(Collection entries)
=====
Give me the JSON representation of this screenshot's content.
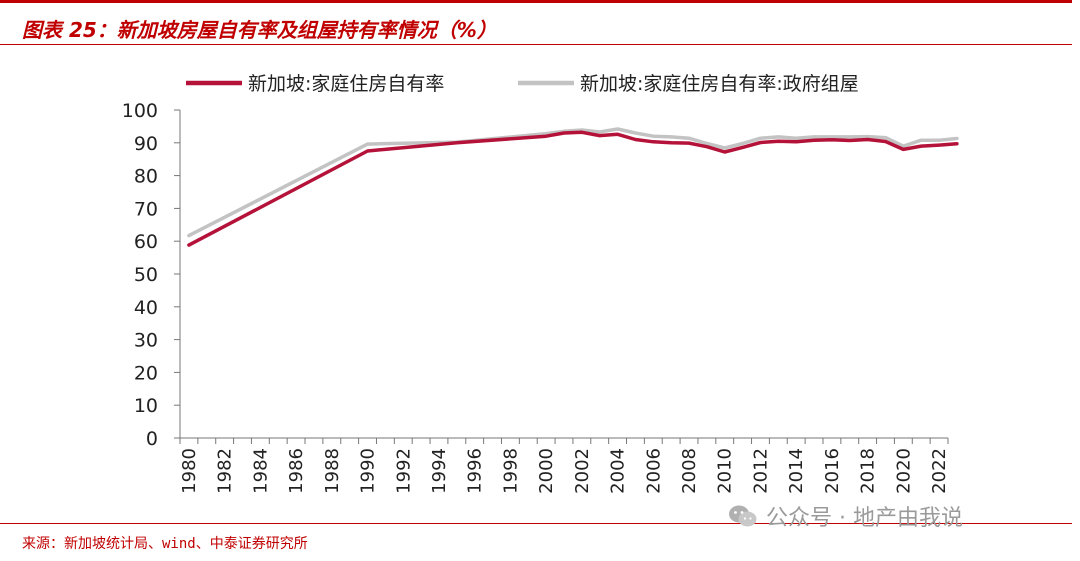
{
  "title": "图表 25：新加坡房屋自有率及组屋持有率情况（%）",
  "source": "来源：新加坡统计局、wind、中泰证券研究所",
  "watermark": "公众号 · 地产由我说",
  "colors": {
    "accent": "#c00000",
    "series1": "#b5123a",
    "series2": "#c3c3c3"
  },
  "chart_data": {
    "type": "line",
    "ylim": [
      0,
      100
    ],
    "yticks": [
      0,
      10,
      20,
      30,
      40,
      50,
      60,
      70,
      80,
      90,
      100
    ],
    "xlim": [
      1980,
      2023
    ],
    "xticks": [
      "1980",
      "1982",
      "1984",
      "1986",
      "1988",
      "1990",
      "1992",
      "1994",
      "1996",
      "1998",
      "2000",
      "2002",
      "2004",
      "2006",
      "2008",
      "2010",
      "2012",
      "2014",
      "2016",
      "2018",
      "2020",
      "2022"
    ],
    "legend": "top",
    "grid": false,
    "series": [
      {
        "name": "新加坡:家庭住房自有率",
        "points": [
          [
            1980,
            58.8
          ],
          [
            1990,
            87.5
          ],
          [
            1995,
            90.0
          ],
          [
            2000,
            92.0
          ],
          [
            2001,
            93.0
          ],
          [
            2002,
            93.2
          ],
          [
            2003,
            92.2
          ],
          [
            2004,
            92.6
          ],
          [
            2005,
            91.0
          ],
          [
            2006,
            90.3
          ],
          [
            2007,
            90.0
          ],
          [
            2008,
            89.9
          ],
          [
            2009,
            88.8
          ],
          [
            2010,
            87.2
          ],
          [
            2011,
            88.6
          ],
          [
            2012,
            90.1
          ],
          [
            2013,
            90.5
          ],
          [
            2014,
            90.3
          ],
          [
            2015,
            90.8
          ],
          [
            2016,
            90.9
          ],
          [
            2017,
            90.7
          ],
          [
            2018,
            91.0
          ],
          [
            2019,
            90.4
          ],
          [
            2020,
            88.0
          ],
          [
            2021,
            89.0
          ],
          [
            2022,
            89.3
          ],
          [
            2023,
            89.7
          ]
        ]
      },
      {
        "name": "新加坡:家庭住房自有率:政府组屋",
        "points": [
          [
            1980,
            61.7
          ],
          [
            1990,
            89.6
          ],
          [
            1995,
            90.2
          ],
          [
            2000,
            92.8
          ],
          [
            2001,
            93.5
          ],
          [
            2002,
            93.9
          ],
          [
            2003,
            93.3
          ],
          [
            2004,
            94.2
          ],
          [
            2005,
            93.0
          ],
          [
            2006,
            92.0
          ],
          [
            2007,
            91.8
          ],
          [
            2008,
            91.4
          ],
          [
            2009,
            89.8
          ],
          [
            2010,
            88.4
          ],
          [
            2011,
            89.8
          ],
          [
            2012,
            91.4
          ],
          [
            2013,
            91.8
          ],
          [
            2014,
            91.4
          ],
          [
            2015,
            91.8
          ],
          [
            2016,
            91.8
          ],
          [
            2017,
            91.8
          ],
          [
            2018,
            91.9
          ],
          [
            2019,
            91.6
          ],
          [
            2020,
            89.0
          ],
          [
            2021,
            90.8
          ],
          [
            2022,
            90.8
          ],
          [
            2023,
            91.3
          ]
        ]
      }
    ]
  }
}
=====
**Problem to work on**
Select the lines in this material that hold the word "name", leaving none out.

**The output**
        "name": "新加坡:家庭住房自有率",
        "name": "新加坡:家庭住房自有率:政府组屋",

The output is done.